## Record excerpts

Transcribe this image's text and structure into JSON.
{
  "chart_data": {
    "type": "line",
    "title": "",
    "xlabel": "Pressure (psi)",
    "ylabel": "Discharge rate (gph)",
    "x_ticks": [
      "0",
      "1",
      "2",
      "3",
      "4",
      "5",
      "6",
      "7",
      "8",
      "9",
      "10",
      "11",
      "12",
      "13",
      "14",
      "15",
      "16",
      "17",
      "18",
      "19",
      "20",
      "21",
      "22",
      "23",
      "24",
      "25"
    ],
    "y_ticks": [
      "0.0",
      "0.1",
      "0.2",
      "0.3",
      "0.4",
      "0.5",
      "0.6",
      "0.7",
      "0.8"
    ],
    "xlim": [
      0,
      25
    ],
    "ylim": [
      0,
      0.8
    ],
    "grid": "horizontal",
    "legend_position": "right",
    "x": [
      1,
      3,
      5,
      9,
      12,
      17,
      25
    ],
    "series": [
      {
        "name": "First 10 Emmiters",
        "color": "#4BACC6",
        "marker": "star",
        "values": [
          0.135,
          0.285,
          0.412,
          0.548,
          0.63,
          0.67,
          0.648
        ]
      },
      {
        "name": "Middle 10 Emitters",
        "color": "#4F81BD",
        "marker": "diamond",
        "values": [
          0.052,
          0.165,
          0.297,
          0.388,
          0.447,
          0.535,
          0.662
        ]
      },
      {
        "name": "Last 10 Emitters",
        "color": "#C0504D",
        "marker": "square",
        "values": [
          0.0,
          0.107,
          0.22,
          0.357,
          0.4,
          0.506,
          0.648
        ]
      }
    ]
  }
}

* * *

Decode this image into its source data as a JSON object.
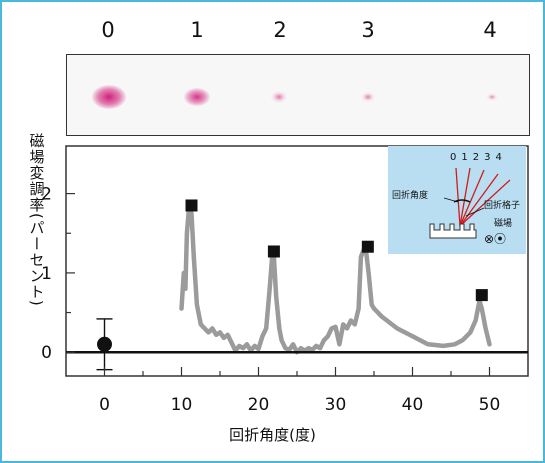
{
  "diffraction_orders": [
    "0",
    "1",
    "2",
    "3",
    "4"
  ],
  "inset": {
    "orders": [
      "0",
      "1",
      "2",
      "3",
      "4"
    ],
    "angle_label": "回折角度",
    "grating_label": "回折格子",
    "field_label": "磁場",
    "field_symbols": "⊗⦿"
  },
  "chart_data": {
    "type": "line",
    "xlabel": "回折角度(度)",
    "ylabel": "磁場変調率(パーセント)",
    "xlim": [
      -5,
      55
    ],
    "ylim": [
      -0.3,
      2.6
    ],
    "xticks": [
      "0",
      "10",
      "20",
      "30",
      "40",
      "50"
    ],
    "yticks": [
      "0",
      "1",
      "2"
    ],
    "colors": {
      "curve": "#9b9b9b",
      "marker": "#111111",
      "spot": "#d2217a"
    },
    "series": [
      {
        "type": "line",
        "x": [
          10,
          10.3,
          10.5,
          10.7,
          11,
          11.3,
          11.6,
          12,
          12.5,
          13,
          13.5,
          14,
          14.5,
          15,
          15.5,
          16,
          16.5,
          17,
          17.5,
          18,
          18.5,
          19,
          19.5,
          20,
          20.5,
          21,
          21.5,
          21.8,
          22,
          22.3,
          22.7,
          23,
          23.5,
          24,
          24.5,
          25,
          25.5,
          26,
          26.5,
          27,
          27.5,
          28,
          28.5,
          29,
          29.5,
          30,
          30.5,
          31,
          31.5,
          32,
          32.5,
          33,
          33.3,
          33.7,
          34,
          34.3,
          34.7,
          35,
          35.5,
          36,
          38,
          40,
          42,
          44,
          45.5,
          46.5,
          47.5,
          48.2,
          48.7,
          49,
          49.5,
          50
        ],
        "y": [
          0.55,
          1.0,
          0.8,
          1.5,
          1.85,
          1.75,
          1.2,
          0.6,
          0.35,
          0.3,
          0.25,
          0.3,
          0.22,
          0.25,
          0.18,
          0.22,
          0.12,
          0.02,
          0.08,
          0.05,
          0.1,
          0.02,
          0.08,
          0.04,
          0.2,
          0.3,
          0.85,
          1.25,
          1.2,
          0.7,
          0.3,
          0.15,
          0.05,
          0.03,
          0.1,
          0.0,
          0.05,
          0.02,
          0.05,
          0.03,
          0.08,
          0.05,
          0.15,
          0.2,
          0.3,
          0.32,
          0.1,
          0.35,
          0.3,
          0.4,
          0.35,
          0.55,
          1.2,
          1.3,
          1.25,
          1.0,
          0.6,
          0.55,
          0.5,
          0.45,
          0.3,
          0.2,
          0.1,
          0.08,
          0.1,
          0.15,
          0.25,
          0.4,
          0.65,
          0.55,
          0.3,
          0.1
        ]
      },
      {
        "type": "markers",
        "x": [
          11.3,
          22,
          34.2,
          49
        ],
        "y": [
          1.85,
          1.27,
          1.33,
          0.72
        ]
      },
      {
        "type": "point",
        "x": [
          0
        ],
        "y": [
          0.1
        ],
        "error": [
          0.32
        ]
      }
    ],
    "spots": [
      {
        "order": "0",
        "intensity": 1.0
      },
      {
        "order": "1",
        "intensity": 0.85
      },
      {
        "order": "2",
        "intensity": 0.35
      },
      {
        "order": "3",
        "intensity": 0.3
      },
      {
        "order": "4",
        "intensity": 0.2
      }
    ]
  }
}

## Set exercise
Go through the material above and copy each line that has the word "intensity".

## Written response
        "intensity": 1.0
        "intensity": 0.85
        "intensity": 0.35
        "intensity": 0.3
        "intensity": 0.2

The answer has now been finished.